YOUR OBJECTIVE.
Beneath this task is a listing. State how many of its lines include the string "sunt", giving nothing but the number.

EXTRACTED INFORMATION.
══════════
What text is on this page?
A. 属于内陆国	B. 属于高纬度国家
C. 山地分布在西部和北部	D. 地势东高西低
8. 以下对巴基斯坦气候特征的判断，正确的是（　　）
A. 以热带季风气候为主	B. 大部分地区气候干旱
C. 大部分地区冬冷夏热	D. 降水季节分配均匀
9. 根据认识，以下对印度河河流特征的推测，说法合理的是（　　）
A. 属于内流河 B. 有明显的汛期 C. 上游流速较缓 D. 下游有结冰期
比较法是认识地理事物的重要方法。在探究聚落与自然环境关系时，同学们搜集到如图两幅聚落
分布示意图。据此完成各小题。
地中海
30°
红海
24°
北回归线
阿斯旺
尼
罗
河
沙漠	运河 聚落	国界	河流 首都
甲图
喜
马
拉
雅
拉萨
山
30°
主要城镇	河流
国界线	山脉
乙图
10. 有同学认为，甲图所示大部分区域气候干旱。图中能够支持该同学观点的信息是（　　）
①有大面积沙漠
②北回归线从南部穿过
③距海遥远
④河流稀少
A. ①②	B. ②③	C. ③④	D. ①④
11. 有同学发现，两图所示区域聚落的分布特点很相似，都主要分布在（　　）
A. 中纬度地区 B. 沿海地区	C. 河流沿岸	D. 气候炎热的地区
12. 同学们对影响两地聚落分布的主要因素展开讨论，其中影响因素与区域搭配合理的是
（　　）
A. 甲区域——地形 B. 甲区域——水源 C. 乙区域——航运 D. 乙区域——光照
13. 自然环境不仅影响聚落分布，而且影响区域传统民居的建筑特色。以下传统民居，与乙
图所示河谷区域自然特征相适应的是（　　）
══════════
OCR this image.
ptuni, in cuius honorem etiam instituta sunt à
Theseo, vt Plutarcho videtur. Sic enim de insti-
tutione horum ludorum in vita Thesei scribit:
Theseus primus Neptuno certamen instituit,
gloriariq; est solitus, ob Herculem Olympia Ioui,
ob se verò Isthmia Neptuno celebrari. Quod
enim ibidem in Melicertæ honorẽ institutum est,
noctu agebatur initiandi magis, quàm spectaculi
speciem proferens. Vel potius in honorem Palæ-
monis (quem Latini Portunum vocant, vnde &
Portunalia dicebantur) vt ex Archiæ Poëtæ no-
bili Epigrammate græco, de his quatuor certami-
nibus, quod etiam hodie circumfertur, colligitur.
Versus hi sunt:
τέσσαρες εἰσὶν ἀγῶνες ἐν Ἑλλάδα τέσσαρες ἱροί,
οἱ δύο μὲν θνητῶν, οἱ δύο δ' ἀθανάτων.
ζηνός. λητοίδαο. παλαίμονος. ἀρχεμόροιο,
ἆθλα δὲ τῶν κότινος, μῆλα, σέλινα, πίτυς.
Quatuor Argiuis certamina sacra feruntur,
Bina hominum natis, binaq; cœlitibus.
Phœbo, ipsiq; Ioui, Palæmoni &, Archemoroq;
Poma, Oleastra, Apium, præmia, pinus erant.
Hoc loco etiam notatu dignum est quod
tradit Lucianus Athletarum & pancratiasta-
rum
══════════
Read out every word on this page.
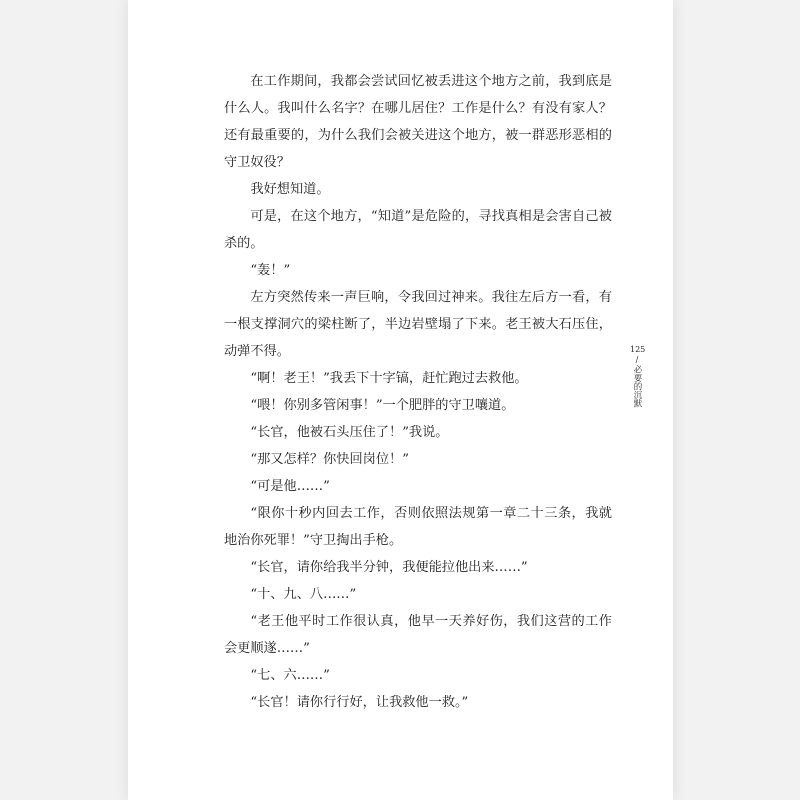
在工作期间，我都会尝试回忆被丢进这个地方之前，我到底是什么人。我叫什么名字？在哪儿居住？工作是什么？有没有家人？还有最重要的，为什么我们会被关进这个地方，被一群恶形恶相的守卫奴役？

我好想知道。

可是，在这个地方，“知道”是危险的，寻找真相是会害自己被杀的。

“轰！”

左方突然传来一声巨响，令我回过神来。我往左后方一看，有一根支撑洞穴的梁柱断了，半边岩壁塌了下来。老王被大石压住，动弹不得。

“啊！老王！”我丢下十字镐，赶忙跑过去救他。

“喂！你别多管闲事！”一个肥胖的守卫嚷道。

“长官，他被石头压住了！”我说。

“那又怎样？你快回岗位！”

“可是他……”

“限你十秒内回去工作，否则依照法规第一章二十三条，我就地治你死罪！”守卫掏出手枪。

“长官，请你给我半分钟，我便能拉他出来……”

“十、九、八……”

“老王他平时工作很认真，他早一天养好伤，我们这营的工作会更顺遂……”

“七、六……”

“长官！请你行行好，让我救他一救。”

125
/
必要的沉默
══════════
TASK SOLUTION.
2